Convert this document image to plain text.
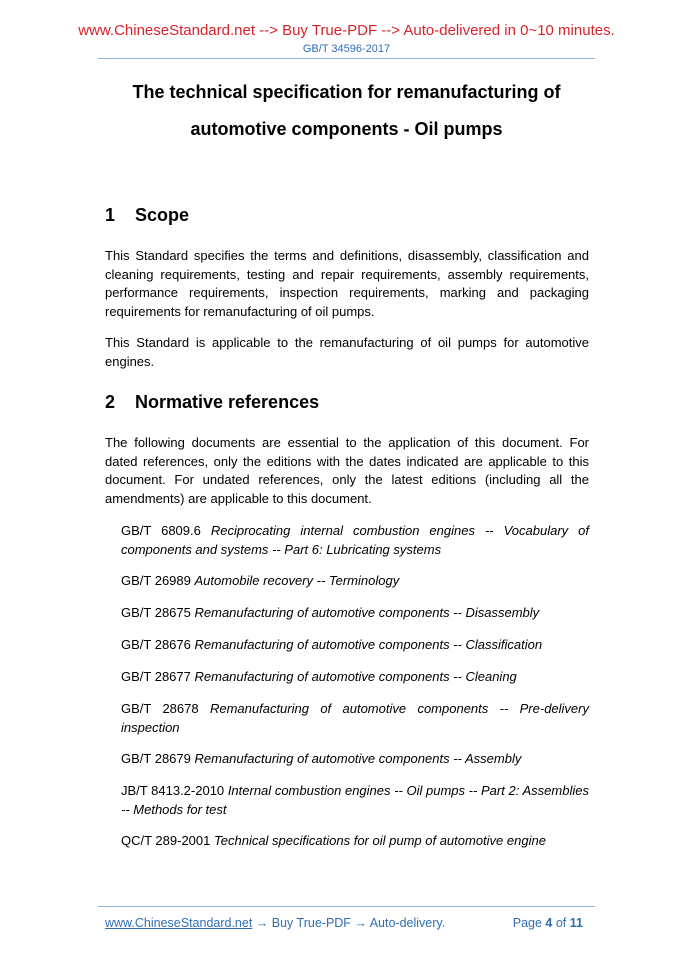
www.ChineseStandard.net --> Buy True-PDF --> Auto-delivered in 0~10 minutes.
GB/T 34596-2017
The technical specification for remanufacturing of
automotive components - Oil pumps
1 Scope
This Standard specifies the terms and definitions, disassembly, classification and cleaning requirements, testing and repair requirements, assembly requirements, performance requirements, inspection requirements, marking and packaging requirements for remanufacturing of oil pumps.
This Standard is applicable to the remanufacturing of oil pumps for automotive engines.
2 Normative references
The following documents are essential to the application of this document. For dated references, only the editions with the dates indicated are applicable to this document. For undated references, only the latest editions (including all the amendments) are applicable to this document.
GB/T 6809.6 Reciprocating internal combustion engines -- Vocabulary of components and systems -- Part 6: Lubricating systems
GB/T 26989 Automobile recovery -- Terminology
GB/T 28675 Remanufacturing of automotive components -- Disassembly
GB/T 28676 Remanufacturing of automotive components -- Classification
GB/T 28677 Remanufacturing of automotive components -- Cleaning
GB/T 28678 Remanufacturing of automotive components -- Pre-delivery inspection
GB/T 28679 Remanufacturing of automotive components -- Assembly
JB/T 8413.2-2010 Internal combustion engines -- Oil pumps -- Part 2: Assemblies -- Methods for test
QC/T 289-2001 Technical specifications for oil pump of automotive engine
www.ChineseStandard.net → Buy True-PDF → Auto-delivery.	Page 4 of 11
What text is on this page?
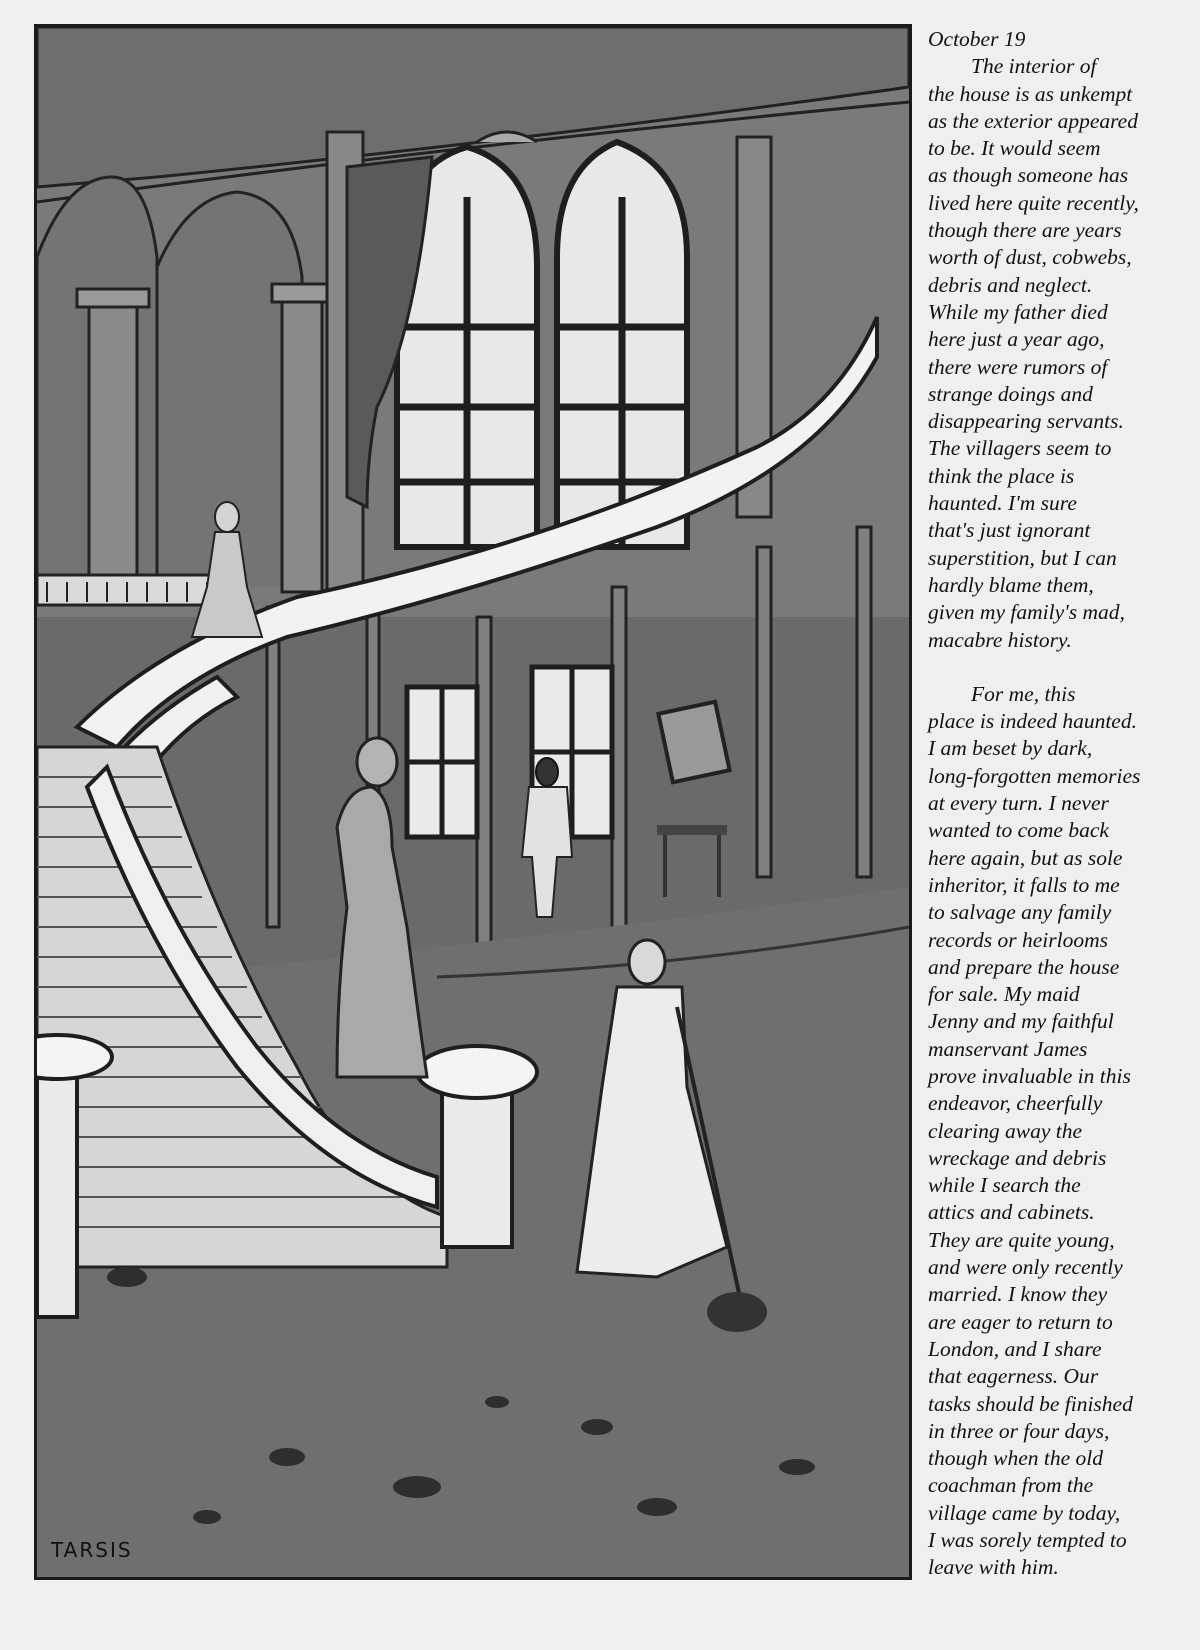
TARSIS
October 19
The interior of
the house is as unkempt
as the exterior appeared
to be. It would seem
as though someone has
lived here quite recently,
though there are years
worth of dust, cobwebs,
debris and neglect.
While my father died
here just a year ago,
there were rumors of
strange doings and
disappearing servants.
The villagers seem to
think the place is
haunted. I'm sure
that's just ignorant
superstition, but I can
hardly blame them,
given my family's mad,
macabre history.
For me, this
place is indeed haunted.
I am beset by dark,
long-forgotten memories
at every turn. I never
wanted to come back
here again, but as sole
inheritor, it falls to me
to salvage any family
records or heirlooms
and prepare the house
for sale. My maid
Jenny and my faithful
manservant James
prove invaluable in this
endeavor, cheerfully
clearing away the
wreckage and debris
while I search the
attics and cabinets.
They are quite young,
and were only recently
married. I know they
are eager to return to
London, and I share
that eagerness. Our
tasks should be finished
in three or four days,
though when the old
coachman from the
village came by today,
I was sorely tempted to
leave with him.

--

— SET PROBLEM —
Repeat the material above word for word, please, apart from its images.

— EXERCISE ANSWER —
Convert this document image to plain text.
www.ChineseStandard.net --> Buy True-PDF --> Auto-delivered in 0~10 minutes.
GB/T 34596-2017
The technical specification for remanufacturing of
automotive components - Oil pumps
1 Scope
This Standard specifies the terms and definitions, disassembly, classification and cleaning requirements, testing and repair requirements, assembly requirements, performance requirements, inspection requirements, marking and packaging requirements for remanufacturing of oil pumps.
This Standard is applicable to the remanufacturing of oil pumps for automotive engines.
2 Normative references
The following documents are essential to the application of this document. For dated references, only the editions with the dates indicated are applicable to this document. For undated references, only the latest editions (including all the amendments) are applicable to this document.
GB/T 6809.6 Reciprocating internal combustion engines -- Vocabulary of components and systems -- Part 6: Lubricating systems
GB/T 26989 Automobile recovery -- Terminology
GB/T 28675 Remanufacturing of automotive components -- Disassembly
GB/T 28676 Remanufacturing of automotive components -- Classification
GB/T 28677 Remanufacturing of automotive components -- Cleaning
GB/T 28678 Remanufacturing of automotive components -- Pre-delivery inspection
GB/T 28679 Remanufacturing of automotive components -- Assembly
JB/T 8413.2-2010 Internal combustion engines -- Oil pumps -- Part 2: Assemblies -- Methods for test
QC/T 289-2001 Technical specifications for oil pump of automotive engine
www.ChineseStandard.net → Buy True-PDF → Auto-delivery.	Page 4 of 11
What text is on this page?
TARSIS
October 19
The interior of
the house is as unkempt
as the exterior appeared
to be. It would seem
as though someone has
lived here quite recently,
though there are years
worth of dust, cobwebs,
debris and neglect.
While my father died
here just a year ago,
there were rumors of
strange doings and
disappearing servants.
The villagers seem to
think the place is
haunted. I'm sure
that's just ignorant
superstition, but I can
hardly blame them,
given my family's mad,
macabre history.
For me, this
place is indeed haunted.
I am beset by dark,
long-forgotten memories
at every turn. I never
wanted to come back
here again, but as sole
inheritor, it falls to me
to salvage any family
records or heirlooms
and prepare the house
for sale. My maid
Jenny and my faithful
manservant James
prove invaluable in this
endeavor, cheerfully
clearing away the
wreckage and debris
while I search the
attics and cabinets.
They are quite young,
and were only recently
married. I know they
are eager to return to
London, and I share
that eagerness. Our
tasks should be finished
in three or four days,
though when the old
coachman from the
village came by today,
I was sorely tempted to
leave with him.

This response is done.